Work to be completed
Reproduce exactly the final portion of the data: every line from the one containing "OCR this image." through the last line, inclusive.

Data excerpts:
■ ■ ■ ■

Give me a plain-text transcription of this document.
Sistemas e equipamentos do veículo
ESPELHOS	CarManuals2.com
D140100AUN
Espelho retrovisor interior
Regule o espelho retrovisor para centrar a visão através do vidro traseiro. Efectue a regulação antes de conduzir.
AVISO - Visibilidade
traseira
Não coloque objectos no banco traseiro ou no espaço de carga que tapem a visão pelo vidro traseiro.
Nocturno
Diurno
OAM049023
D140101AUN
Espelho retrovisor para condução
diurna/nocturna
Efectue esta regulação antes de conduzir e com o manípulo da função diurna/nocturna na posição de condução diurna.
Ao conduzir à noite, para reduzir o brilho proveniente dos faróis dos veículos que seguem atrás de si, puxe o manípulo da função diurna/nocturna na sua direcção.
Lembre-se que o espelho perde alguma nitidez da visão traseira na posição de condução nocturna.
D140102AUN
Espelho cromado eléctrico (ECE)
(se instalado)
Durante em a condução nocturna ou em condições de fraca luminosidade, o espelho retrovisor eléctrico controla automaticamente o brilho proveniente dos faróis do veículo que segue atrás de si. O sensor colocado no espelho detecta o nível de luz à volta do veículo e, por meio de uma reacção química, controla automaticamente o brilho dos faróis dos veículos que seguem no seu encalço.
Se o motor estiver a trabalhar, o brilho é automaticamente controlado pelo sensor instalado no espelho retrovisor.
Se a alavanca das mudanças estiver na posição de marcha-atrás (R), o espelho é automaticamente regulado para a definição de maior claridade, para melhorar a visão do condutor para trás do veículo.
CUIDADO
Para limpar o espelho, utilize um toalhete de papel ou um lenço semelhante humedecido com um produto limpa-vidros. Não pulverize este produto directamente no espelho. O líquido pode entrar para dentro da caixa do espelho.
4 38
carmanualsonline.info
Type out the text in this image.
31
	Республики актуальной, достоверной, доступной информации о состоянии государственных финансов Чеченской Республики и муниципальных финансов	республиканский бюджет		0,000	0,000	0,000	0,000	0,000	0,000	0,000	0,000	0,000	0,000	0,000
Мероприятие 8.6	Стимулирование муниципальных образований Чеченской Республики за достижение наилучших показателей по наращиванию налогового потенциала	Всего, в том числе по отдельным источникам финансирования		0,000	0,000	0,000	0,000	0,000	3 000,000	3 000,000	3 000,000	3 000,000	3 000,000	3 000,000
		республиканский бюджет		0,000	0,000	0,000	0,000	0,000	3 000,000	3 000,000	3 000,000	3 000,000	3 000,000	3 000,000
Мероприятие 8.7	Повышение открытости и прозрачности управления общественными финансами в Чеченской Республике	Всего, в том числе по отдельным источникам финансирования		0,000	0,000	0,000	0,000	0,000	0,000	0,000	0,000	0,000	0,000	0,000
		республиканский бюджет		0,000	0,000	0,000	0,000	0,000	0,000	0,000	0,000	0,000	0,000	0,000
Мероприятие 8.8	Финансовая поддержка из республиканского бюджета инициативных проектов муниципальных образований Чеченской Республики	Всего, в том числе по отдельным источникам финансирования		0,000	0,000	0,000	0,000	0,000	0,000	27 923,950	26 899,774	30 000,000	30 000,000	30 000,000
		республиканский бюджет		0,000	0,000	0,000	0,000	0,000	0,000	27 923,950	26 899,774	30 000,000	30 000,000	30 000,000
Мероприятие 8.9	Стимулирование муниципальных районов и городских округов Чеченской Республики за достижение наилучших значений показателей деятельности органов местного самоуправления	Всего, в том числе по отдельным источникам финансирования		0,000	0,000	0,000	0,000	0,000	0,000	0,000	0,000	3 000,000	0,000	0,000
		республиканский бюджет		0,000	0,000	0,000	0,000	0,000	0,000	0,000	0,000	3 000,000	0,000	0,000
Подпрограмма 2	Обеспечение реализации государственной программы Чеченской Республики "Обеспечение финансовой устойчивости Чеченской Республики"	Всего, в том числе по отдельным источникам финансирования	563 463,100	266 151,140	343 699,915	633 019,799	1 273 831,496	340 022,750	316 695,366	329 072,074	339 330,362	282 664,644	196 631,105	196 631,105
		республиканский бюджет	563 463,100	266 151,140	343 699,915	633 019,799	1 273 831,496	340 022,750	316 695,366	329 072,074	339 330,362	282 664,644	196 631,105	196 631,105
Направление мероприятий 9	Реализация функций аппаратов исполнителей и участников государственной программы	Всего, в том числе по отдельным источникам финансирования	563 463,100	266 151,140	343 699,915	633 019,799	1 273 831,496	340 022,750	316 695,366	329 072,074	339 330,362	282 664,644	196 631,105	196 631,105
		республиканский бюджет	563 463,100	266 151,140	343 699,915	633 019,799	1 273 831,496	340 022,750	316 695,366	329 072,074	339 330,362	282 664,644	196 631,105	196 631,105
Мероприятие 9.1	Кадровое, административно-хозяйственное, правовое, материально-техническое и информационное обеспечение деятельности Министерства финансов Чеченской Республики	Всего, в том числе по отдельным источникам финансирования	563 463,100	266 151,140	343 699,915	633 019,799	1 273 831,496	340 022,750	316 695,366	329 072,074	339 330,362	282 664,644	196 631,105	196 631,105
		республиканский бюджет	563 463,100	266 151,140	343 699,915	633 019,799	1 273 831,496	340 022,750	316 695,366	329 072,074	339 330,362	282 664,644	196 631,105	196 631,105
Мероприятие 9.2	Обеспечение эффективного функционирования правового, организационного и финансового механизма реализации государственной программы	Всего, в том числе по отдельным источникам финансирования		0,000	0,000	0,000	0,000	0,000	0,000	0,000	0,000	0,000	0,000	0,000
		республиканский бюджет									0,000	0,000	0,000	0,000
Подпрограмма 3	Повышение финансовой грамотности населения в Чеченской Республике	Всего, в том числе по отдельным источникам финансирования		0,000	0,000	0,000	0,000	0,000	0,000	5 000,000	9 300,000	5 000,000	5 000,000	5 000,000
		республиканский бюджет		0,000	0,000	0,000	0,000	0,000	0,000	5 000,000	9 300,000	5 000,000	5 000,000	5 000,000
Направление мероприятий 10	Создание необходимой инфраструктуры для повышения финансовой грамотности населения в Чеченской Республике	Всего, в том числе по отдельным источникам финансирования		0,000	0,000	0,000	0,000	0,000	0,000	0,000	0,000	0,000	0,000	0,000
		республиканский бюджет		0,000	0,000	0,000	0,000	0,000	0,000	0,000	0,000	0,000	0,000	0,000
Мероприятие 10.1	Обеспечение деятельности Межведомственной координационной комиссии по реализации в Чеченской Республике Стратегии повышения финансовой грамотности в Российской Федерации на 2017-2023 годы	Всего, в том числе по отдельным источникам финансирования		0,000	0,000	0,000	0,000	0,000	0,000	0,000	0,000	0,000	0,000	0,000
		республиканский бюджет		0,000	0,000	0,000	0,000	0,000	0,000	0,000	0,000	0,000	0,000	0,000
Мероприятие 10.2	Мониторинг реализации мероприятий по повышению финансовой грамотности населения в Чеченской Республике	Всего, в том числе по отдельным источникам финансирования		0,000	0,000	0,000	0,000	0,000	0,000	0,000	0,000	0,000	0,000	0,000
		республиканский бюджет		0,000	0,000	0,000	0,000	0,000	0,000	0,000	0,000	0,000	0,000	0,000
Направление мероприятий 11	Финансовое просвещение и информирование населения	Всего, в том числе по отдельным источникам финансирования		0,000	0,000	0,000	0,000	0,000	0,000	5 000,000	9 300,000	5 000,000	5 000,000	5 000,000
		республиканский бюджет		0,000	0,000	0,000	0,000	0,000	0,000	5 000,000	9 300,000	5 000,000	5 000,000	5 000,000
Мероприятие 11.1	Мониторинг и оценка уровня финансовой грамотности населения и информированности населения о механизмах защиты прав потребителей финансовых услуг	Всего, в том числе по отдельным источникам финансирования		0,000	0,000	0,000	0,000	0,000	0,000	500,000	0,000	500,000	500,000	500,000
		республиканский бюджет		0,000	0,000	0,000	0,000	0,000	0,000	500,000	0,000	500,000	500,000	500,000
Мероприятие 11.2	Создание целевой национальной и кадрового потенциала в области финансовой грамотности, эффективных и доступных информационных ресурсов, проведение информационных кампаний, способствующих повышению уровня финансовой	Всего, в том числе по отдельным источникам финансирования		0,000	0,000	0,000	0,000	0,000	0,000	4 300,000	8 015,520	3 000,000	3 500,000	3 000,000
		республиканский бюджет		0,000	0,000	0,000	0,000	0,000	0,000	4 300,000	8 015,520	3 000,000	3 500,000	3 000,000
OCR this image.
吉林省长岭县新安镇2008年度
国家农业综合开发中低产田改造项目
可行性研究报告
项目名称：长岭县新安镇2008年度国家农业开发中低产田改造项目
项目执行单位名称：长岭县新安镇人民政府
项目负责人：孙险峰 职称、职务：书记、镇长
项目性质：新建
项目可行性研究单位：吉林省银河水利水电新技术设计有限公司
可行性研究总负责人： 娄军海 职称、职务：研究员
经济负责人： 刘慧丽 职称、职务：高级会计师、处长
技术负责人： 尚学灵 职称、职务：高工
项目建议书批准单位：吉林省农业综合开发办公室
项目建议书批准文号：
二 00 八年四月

■ ■ ■ ■

Task output
OCR this image.
吉林省长岭县新安镇2008年度
国家农业综合开发中低产田改造项目
可行性研究报告
项目名称：长岭县新安镇2008年度国家农业开发中低产田改造项目
项目执行单位名称：长岭县新安镇人民政府
项目负责人：孙险峰 职称、职务：书记、镇长
项目性质：新建
项目可行性研究单位：吉林省银河水利水电新技术设计有限公司
可行性研究总负责人： 娄军海 职称、职务：研究员
经济负责人： 刘慧丽 职称、职务：高级会计师、处长
技术负责人： 尚学灵 职称、职务：高工
项目建议书批准单位：吉林省农业综合开发办公室
项目建议书批准文号：
二 00 八年四月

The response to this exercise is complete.